**WRITTEN EXERCISE:** Gather all lines in the data that hold the string "Brent".

**EXERCISE INPUT:**
::::::::
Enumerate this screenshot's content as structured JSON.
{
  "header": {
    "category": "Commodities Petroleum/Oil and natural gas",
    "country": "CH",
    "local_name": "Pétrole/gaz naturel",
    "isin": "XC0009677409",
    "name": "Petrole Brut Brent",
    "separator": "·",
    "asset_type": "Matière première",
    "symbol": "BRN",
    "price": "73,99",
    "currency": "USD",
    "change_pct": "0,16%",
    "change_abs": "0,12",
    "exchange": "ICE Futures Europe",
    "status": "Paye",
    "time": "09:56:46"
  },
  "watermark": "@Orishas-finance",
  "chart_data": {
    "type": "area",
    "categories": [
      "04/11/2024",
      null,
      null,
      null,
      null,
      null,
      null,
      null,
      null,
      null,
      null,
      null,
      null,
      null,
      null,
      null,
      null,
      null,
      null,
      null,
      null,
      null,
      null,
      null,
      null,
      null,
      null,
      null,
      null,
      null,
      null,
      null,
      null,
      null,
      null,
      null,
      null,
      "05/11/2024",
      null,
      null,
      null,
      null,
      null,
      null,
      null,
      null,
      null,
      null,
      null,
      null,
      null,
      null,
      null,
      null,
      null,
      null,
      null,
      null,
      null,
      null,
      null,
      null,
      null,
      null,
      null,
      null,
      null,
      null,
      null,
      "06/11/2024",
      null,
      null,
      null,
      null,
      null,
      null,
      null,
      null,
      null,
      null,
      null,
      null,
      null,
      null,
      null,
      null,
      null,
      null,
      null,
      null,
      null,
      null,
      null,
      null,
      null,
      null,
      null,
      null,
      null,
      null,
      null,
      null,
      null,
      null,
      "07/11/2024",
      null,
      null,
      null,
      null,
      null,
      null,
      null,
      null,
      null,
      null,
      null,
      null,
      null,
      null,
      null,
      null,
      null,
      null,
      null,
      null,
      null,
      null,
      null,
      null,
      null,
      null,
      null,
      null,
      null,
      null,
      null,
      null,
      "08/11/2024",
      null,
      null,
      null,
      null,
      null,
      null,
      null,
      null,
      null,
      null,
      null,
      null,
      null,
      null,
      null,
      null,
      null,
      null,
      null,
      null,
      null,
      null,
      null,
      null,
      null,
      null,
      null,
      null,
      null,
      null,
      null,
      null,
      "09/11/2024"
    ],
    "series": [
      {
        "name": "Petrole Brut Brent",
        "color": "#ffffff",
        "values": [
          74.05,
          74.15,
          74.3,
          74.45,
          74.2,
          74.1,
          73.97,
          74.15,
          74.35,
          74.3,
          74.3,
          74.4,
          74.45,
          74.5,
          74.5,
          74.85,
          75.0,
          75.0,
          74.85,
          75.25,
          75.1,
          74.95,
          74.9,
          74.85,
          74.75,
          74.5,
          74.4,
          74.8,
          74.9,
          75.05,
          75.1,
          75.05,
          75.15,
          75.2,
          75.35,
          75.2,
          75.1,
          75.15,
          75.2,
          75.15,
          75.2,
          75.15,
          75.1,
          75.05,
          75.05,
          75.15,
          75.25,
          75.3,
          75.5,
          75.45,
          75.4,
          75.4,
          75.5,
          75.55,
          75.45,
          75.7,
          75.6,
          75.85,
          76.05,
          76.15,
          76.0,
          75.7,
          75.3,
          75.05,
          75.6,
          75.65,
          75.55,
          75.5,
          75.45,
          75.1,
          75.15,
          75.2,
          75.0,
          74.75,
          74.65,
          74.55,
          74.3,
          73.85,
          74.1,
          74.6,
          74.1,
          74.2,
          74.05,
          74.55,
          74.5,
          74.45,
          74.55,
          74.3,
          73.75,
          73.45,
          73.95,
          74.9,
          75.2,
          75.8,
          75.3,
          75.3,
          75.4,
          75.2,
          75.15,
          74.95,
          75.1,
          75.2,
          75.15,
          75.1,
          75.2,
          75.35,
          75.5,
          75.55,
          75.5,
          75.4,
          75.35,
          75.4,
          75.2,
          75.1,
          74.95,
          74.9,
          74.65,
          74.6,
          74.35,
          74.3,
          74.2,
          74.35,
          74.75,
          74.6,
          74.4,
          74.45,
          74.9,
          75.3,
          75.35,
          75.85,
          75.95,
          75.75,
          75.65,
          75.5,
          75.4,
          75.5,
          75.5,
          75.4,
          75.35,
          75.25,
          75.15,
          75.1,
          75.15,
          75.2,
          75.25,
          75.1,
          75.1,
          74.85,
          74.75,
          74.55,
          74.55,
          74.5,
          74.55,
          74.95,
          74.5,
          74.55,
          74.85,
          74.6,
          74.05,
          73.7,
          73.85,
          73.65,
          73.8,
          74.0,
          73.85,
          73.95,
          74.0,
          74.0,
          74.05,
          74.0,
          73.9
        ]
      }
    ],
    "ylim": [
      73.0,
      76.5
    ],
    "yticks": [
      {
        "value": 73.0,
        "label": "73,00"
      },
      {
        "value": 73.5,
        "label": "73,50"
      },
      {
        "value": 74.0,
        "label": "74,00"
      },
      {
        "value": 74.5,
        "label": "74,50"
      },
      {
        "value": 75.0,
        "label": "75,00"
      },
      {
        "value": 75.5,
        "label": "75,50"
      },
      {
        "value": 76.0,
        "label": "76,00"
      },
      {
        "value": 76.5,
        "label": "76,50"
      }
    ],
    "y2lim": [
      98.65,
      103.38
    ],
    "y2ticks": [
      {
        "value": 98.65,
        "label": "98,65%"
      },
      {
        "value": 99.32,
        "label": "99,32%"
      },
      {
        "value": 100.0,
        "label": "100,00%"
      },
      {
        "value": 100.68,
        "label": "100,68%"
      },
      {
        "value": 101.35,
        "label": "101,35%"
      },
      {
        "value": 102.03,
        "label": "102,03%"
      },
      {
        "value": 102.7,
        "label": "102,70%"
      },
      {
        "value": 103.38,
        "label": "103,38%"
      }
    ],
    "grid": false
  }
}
::::::::
**FINISHED ANSWER:**
    "name": "Petrole Brut Brent",
        "name": "Petrole Brut Brent",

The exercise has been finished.